● **EXERCISE INSTRUCTIONS**: Copy out the data below verbatim.

[Figure content listings]
-- START --

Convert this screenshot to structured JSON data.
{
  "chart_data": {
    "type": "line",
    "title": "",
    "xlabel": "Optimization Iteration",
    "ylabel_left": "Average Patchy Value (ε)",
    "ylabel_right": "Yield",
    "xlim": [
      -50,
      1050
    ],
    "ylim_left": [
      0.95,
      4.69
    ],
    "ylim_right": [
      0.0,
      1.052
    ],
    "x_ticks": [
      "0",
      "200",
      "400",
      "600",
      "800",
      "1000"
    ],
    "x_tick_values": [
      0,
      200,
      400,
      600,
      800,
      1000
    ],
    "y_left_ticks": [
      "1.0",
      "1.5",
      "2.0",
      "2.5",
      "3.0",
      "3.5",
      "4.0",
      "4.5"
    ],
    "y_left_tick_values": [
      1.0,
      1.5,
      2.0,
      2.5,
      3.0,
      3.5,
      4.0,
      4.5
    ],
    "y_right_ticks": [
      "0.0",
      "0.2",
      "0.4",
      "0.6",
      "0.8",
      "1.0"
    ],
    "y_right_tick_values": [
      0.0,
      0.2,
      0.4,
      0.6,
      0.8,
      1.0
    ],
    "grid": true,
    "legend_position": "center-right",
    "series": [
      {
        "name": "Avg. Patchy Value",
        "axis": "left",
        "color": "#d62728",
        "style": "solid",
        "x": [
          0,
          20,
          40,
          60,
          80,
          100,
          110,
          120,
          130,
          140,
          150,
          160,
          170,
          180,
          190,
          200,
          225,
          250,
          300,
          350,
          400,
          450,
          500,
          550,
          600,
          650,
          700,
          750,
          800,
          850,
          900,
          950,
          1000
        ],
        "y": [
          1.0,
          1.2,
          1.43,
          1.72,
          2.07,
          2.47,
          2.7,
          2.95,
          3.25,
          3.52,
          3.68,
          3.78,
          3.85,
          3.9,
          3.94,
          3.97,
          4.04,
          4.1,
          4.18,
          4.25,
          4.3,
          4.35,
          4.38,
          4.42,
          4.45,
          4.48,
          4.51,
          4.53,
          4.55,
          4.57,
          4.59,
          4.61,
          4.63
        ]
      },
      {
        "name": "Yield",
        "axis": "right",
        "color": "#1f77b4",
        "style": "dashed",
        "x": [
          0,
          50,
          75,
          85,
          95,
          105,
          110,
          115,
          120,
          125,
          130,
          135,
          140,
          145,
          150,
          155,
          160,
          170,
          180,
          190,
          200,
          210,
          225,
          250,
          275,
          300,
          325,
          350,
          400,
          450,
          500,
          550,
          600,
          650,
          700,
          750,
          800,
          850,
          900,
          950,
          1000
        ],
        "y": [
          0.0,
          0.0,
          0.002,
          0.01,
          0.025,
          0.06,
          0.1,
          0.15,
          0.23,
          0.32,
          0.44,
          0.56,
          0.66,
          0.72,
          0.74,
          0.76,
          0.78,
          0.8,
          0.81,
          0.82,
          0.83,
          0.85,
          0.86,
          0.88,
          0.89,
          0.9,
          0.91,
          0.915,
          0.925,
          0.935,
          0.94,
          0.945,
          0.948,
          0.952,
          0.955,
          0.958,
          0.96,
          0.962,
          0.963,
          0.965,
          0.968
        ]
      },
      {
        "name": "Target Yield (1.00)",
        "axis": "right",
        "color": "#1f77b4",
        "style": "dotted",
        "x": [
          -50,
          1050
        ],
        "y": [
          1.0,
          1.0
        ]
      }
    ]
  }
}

-- END --

● **RESULT BELOW**:
Convert this screenshot to structured JSON data.
{
  "chart_data": {
    "type": "line",
    "title": "",
    "xlabel": "Optimization Iteration",
    "ylabel_left": "Average Patchy Value (ε)",
    "ylabel_right": "Yield",
    "xlim": [
      -50,
      1050
    ],
    "ylim_left": [
      0.95,
      4.69
    ],
    "ylim_right": [
      0.0,
      1.052
    ],
    "x_ticks": [
      "0",
      "200",
      "400",
      "600",
      "800",
      "1000"
    ],
    "x_tick_values": [
      0,
      200,
      400,
      600,
      800,
      1000
    ],
    "y_left_ticks": [
      "1.0",
      "1.5",
      "2.0",
      "2.5",
      "3.0",
      "3.5",
      "4.0",
      "4.5"
    ],
    "y_left_tick_values": [
      1.0,
      1.5,
      2.0,
      2.5,
      3.0,
      3.5,
      4.0,
      4.5
    ],
    "y_right_ticks": [
      "0.0",
      "0.2",
      "0.4",
      "0.6",
      "0.8",
      "1.0"
    ],
    "y_right_tick_values": [
      0.0,
      0.2,
      0.4,
      0.6,
      0.8,
      1.0
    ],
    "grid": true,
    "legend_position": "center-right",
    "series": [
      {
        "name": "Avg. Patchy Value",
        "axis": "left",
        "color": "#d62728",
        "style": "solid",
        "x": [
          0,
          20,
          40,
          60,
          80,
          100,
          110,
          120,
          130,
          140,
          150,
          160,
          170,
          180,
          190,
          200,
          225,
          250,
          300,
          350,
          400,
          450,
          500,
          550,
          600,
          650,
          700,
          750,
          800,
          850,
          900,
          950,
          1000
        ],
        "y": [
          1.0,
          1.2,
          1.43,
          1.72,
          2.07,
          2.47,
          2.7,
          2.95,
          3.25,
          3.52,
          3.68,
          3.78,
          3.85,
          3.9,
          3.94,
          3.97,
          4.04,
          4.1,
          4.18,
          4.25,
          4.3,
          4.35,
          4.38,
          4.42,
          4.45,
          4.48,
          4.51,
          4.53,
          4.55,
          4.57,
          4.59,
          4.61,
          4.63
        ]
      },
      {
        "name": "Yield",
        "axis": "right",
        "color": "#1f77b4",
        "style": "dashed",
        "x": [
          0,
          50,
          75,
          85,
          95,
          105,
          110,
          115,
          120,
          125,
          130,
          135,
          140,
          145,
          150,
          155,
          160,
          170,
          180,
          190,
          200,
          210,
          225,
          250,
          275,
          300,
          325,
          350,
          400,
          450,
          500,
          550,
          600,
          650,
          700,
          750,
          800,
          850,
          900,
          950,
          1000
        ],
        "y": [
          0.0,
          0.0,
          0.002,
          0.01,
          0.025,
          0.06,
          0.1,
          0.15,
          0.23,
          0.32,
          0.44,
          0.56,
          0.66,
          0.72,
          0.74,
          0.76,
          0.78,
          0.8,
          0.81,
          0.82,
          0.83,
          0.85,
          0.86,
          0.88,
          0.89,
          0.9,
          0.91,
          0.915,
          0.925,
          0.935,
          0.94,
          0.945,
          0.948,
          0.952,
          0.955,
          0.958,
          0.96,
          0.962,
          0.963,
          0.965,
          0.968
        ]
      },
      {
        "name": "Target Yield (1.00)",
        "axis": "right",
        "color": "#1f77b4",
        "style": "dotted",
        "x": [
          -50,
          1050
        ],
        "y": [
          1.0,
          1.0
        ]
      }
    ]
  }
}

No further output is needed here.